What you need to do. Where a line contains the word "text", copy that line in full.

Records for the task.
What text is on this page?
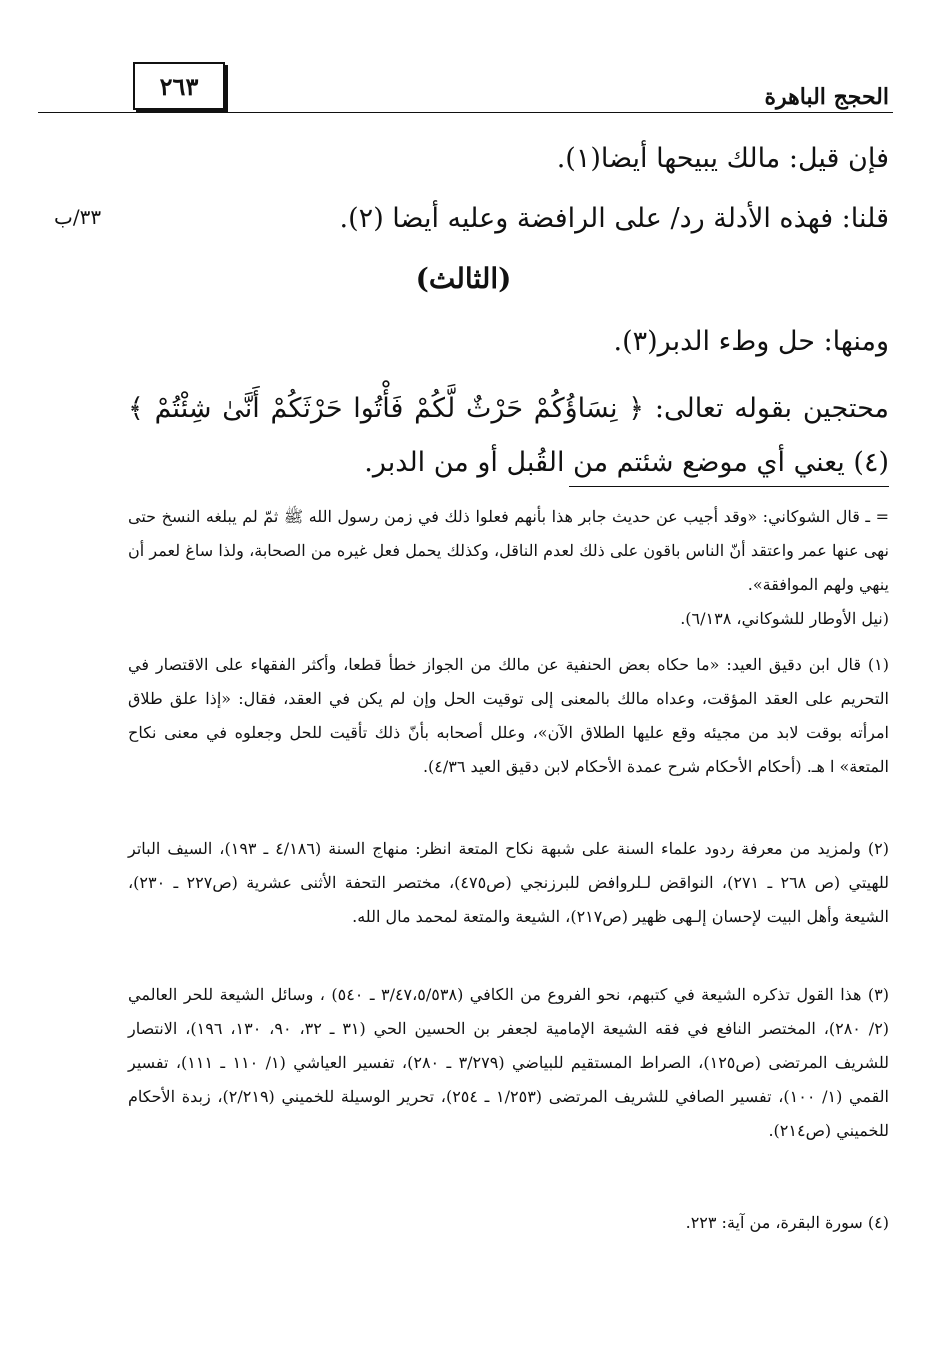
٢٦٣	الحجج الباهرة
٣٣/ب

فإن قيل: مالك يبيحها أيضا(١).

قلنا: فهذه الأدلة رد/ على الرافضة وعليه أيضا (٢).

(الثالث)

ومنها: حل وطء الدبر(٣).

محتجين بقوله تعالى: ﴿ نِسَاؤُكُمْ حَرْثٌ لَّكُمْ فَأْتُوا حَرْثَكُمْ أَنَّىٰ شِئْتُمْ ﴾(٤) يعني أي موضع شئتم من القُبل أو من الدبر.

= ـ قال الشوكاني: «وقد أجيب عن حديث جابر هذا بأنهم فعلوا ذلك في زمن رسول الله ﷺ ثمّ لم يبلغه النسخ حتى نهى عنها عمر واعتقد أنّ الناس باقون على ذلك لعدم الناقل، وكذلك يحمل فعل غيره من الصحابة، ولذا ساغ لعمر أن ينهي ولهم الموافقة».

(نيل الأوطار للشوكاني، ٦/١٣٨).

(١) قال ابن دقيق العيد: «ما حكاه بعض الحنفية عن مالك من الجواز خطأ قطعا، وأكثر الفقهاء على الاقتصار في التحريم على العقد المؤقت، وعداه مالك بالمعنى إلى توقيت الحل وإن لم يكن في العقد، فقال: «إذا علق طلاق امرأته بوقت لابد من مجيئه وقع عليها الطلاق الآن»، وعلل أصحابه بأنّ ذلك تأقيت للحل وجعلوه في معنى نكاح المتعة» ا هـ. (أحكام الأحكام شرح عمدة الأحكام لابن دقيق العيد ٤/٣٦).

(٢) ولمزيد من معرفة ردود علماء السنة على شبهة نكاح المتعة انظر: منهاج السنة (٤/١٨٦ ـ ١٩٣)، السيف الباتر للهيتي (ص ٢٦٨ ـ ٢٧١)، النواقض لـلروافض للبرزنجي (ص٤٧٥)، مختصر التحفة الأثنى عشرية (ص٢٢٧ ـ ٢٣٠)، الشيعة وأهل البيت لإحسان إلـهى ظهير (ص٢١٧)، الشيعة والمتعة لمحمد مال الله.

(٣) هذا القول تذكره الشيعة في كتبهم، نحو الفروع من الكافي (٣/٤٧،٥/٥٣٨ ـ ٥٤٠) ، وسائل الشيعة للحر العالمي (٢/ ٢٨٠)، المختصر النافع في فقه الشيعة الإمامية لجعفر بن الحسين الحي (٣١ ـ ٣٢، ٩٠، ١٣٠، ١٩٦)، الانتصار للشريف المرتضى (ص١٢٥)، الصراط المستقيم للبياضي (٣/٢٧٩ ـ ٢٨٠)، تفسير العياشي (١/ ١١٠ ـ ١١١)، تفسير القمي (١/ ١٠٠)، تفسير الصافي للشريف المرتضى (١/٢٥٣ ـ ٢٥٤)، تحرير الوسيلة للخميني (٢/٢١٩)، زبدة الأحكام للخميني (ص٢١٤).

(٤) سورة البقرة، من آية: ٢٢٣.
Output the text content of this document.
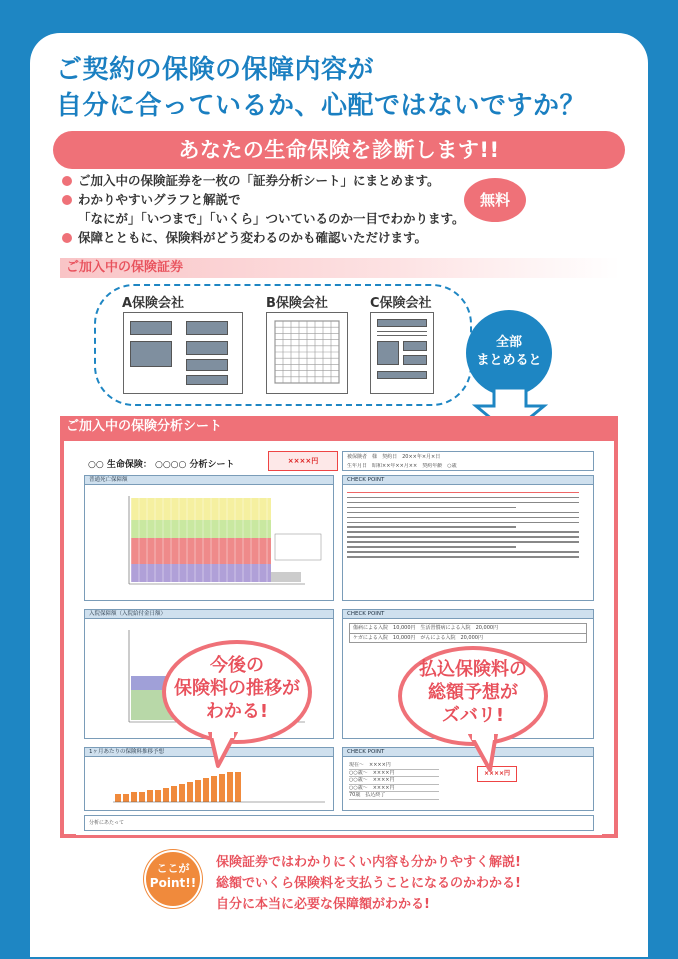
ご契約の保険の保障内容が
自分に合っているか、心配ではないですか？
あなたの生命保険を診断します!!
ご加入中の保険証券を一枚の「証券分析シート」にまとめます。
わかりやすいグラフと解説で
「なにが」「いつまで」「いくら」ついているのか一目でわかります。
保障とともに、保険料がどう変わるのかも確認いただけます。
無料
ご加入中の保険証券
A保険会社	B保険会社	C保険会社
全部
まとめると
ご加入中の保険分析シート
○○ 生命保険： ○○○○ 分析シート	××××円
普通死亡保障額
入院保障額（入院給付金日額）
1ヶ月あたりの保険料推移予想
分析にあたって
被保険者　 様　 契約日　 20××年×月×日
生年月日　 昭和××年××月××　 契約年齢　 ○歳
CHECK POINT
CHECK POINT
傷病による入院　 10,000円　 生活習慣病による入院　 20,000円
ケガによる入院　 10,000円　 がんによる入院　 20,000円
CHECK POINT
現在〜　××××円
○○歳〜　××××円
○○歳〜　××××円
○○歳〜　××××円
70歳　払込終了
××××円
今後の
保険料の推移が
わかる!
払込保険料の
総額予想が
ズバリ!
ここが
Point!!
保険証券ではわかりにくい内容も分かりやすく解説!
総額でいくら保険料を支払うことになるのかわかる!
自分に本当に必要な保障額がわかる!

Exercise response.
What text is on this page?
Output the text content of this document.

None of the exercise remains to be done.